To do
Reproduce the lines of the material exactly, excluding every image.

──────── Records provided

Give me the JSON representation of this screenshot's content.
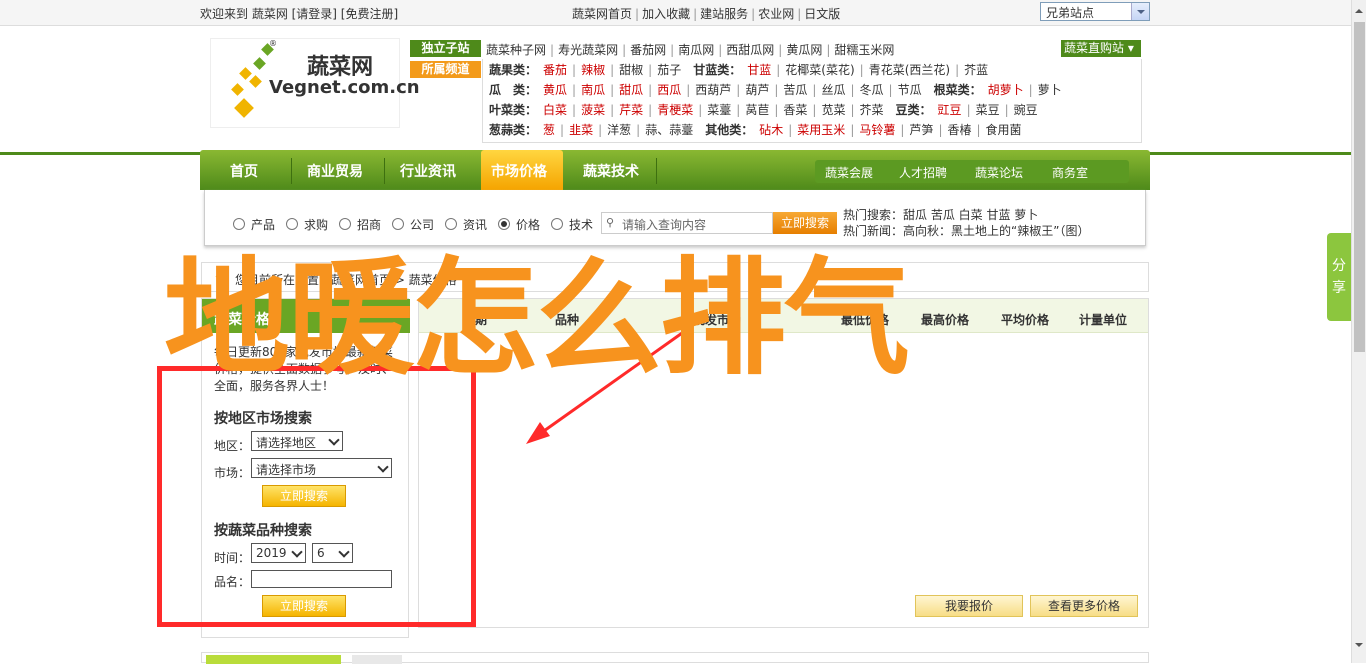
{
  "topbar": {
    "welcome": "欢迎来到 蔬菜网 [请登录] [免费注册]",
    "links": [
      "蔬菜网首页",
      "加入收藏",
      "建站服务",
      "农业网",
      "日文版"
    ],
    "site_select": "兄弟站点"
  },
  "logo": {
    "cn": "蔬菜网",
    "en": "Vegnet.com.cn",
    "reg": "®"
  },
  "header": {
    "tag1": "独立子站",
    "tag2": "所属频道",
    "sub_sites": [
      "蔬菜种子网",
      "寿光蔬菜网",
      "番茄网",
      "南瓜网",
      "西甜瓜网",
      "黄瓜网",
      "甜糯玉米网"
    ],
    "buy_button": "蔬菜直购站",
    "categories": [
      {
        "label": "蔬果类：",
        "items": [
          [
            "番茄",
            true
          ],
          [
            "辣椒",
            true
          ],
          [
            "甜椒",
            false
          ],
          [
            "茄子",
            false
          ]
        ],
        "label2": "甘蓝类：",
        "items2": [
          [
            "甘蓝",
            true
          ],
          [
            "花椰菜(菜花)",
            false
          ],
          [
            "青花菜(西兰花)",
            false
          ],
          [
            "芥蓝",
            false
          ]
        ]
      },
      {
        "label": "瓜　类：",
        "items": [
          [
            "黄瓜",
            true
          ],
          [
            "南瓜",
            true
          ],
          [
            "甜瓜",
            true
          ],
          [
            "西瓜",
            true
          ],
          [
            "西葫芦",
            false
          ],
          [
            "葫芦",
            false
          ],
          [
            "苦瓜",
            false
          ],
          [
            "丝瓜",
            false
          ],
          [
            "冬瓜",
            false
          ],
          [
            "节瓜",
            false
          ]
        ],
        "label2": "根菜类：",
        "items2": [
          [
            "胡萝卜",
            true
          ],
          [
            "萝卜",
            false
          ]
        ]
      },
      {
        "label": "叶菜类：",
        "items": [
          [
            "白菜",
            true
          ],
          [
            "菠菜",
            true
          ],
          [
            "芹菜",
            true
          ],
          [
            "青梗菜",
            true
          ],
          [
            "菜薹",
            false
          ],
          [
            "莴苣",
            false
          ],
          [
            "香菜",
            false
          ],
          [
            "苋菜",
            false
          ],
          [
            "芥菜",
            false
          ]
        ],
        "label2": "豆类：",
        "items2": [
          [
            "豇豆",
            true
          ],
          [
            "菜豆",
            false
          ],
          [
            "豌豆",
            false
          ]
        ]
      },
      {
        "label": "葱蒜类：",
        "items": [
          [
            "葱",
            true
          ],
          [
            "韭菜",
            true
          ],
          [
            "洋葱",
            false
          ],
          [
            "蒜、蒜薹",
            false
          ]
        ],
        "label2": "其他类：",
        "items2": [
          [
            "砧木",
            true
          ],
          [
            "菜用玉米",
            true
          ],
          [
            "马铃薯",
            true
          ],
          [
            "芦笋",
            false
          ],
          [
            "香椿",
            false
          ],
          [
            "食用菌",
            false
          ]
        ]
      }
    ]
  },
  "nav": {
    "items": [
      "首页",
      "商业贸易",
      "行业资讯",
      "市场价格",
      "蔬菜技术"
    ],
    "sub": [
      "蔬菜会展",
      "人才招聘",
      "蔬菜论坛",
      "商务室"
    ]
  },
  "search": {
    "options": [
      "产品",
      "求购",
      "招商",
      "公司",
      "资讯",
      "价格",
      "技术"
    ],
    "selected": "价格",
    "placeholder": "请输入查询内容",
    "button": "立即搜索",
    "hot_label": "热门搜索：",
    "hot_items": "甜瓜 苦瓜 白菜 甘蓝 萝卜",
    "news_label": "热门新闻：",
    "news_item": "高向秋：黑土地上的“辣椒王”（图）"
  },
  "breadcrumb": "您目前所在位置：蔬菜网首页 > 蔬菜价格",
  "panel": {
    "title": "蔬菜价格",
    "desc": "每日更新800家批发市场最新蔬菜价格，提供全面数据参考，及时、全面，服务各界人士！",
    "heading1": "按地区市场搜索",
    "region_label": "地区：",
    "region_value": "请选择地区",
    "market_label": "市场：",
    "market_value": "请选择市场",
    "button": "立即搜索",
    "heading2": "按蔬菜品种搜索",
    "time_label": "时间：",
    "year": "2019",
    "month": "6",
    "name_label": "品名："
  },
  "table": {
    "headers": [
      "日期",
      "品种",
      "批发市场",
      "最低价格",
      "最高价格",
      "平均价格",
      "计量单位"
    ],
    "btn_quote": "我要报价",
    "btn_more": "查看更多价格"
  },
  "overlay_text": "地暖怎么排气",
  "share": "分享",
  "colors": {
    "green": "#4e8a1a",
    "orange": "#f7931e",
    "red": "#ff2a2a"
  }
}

────────────────

Solution to the problem
Give me the JSON representation of this screenshot's content.
{
  "topbar": {
    "welcome": "欢迎来到 蔬菜网 [请登录] [免费注册]",
    "links": [
      "蔬菜网首页",
      "加入收藏",
      "建站服务",
      "农业网",
      "日文版"
    ],
    "site_select": "兄弟站点"
  },
  "logo": {
    "cn": "蔬菜网",
    "en": "Vegnet.com.cn",
    "reg": "®"
  },
  "header": {
    "tag1": "独立子站",
    "tag2": "所属频道",
    "sub_sites": [
      "蔬菜种子网",
      "寿光蔬菜网",
      "番茄网",
      "南瓜网",
      "西甜瓜网",
      "黄瓜网",
      "甜糯玉米网"
    ],
    "buy_button": "蔬菜直购站",
    "categories": [
      {
        "label": "蔬果类：",
        "items": [
          [
            "番茄",
            true
          ],
          [
            "辣椒",
            true
          ],
          [
            "甜椒",
            false
          ],
          [
            "茄子",
            false
          ]
        ],
        "label2": "甘蓝类：",
        "items2": [
          [
            "甘蓝",
            true
          ],
          [
            "花椰菜(菜花)",
            false
          ],
          [
            "青花菜(西兰花)",
            false
          ],
          [
            "芥蓝",
            false
          ]
        ]
      },
      {
        "label": "瓜　类：",
        "items": [
          [
            "黄瓜",
            true
          ],
          [
            "南瓜",
            true
          ],
          [
            "甜瓜",
            true
          ],
          [
            "西瓜",
            true
          ],
          [
            "西葫芦",
            false
          ],
          [
            "葫芦",
            false
          ],
          [
            "苦瓜",
            false
          ],
          [
            "丝瓜",
            false
          ],
          [
            "冬瓜",
            false
          ],
          [
            "节瓜",
            false
          ]
        ],
        "label2": "根菜类：",
        "items2": [
          [
            "胡萝卜",
            true
          ],
          [
            "萝卜",
            false
          ]
        ]
      },
      {
        "label": "叶菜类：",
        "items": [
          [
            "白菜",
            true
          ],
          [
            "菠菜",
            true
          ],
          [
            "芹菜",
            true
          ],
          [
            "青梗菜",
            true
          ],
          [
            "菜薹",
            false
          ],
          [
            "莴苣",
            false
          ],
          [
            "香菜",
            false
          ],
          [
            "苋菜",
            false
          ],
          [
            "芥菜",
            false
          ]
        ],
        "label2": "豆类：",
        "items2": [
          [
            "豇豆",
            true
          ],
          [
            "菜豆",
            false
          ],
          [
            "豌豆",
            false
          ]
        ]
      },
      {
        "label": "葱蒜类：",
        "items": [
          [
            "葱",
            true
          ],
          [
            "韭菜",
            true
          ],
          [
            "洋葱",
            false
          ],
          [
            "蒜、蒜薹",
            false
          ]
        ],
        "label2": "其他类：",
        "items2": [
          [
            "砧木",
            true
          ],
          [
            "菜用玉米",
            true
          ],
          [
            "马铃薯",
            true
          ],
          [
            "芦笋",
            false
          ],
          [
            "香椿",
            false
          ],
          [
            "食用菌",
            false
          ]
        ]
      }
    ]
  },
  "nav": {
    "items": [
      "首页",
      "商业贸易",
      "行业资讯",
      "市场价格",
      "蔬菜技术"
    ],
    "sub": [
      "蔬菜会展",
      "人才招聘",
      "蔬菜论坛",
      "商务室"
    ]
  },
  "search": {
    "options": [
      "产品",
      "求购",
      "招商",
      "公司",
      "资讯",
      "价格",
      "技术"
    ],
    "selected": "价格",
    "placeholder": "请输入查询内容",
    "button": "立即搜索",
    "hot_label": "热门搜索：",
    "hot_items": "甜瓜 苦瓜 白菜 甘蓝 萝卜",
    "news_label": "热门新闻：",
    "news_item": "高向秋：黑土地上的“辣椒王”（图）"
  },
  "breadcrumb": "您目前所在位置：蔬菜网首页 > 蔬菜价格",
  "panel": {
    "title": "蔬菜价格",
    "desc": "每日更新800家批发市场最新蔬菜价格，提供全面数据参考，及时、全面，服务各界人士！",
    "heading1": "按地区市场搜索",
    "region_label": "地区：",
    "region_value": "请选择地区",
    "market_label": "市场：",
    "market_value": "请选择市场",
    "button": "立即搜索",
    "heading2": "按蔬菜品种搜索",
    "time_label": "时间：",
    "year": "2019",
    "month": "6",
    "name_label": "品名："
  },
  "table": {
    "headers": [
      "日期",
      "品种",
      "批发市场",
      "最低价格",
      "最高价格",
      "平均价格",
      "计量单位"
    ],
    "btn_quote": "我要报价",
    "btn_more": "查看更多价格"
  },
  "overlay_text": "地暖怎么排气",
  "share": "分享",
  "colors": {
    "green": "#4e8a1a",
    "orange": "#f7931e",
    "red": "#ff2a2a"
  }
}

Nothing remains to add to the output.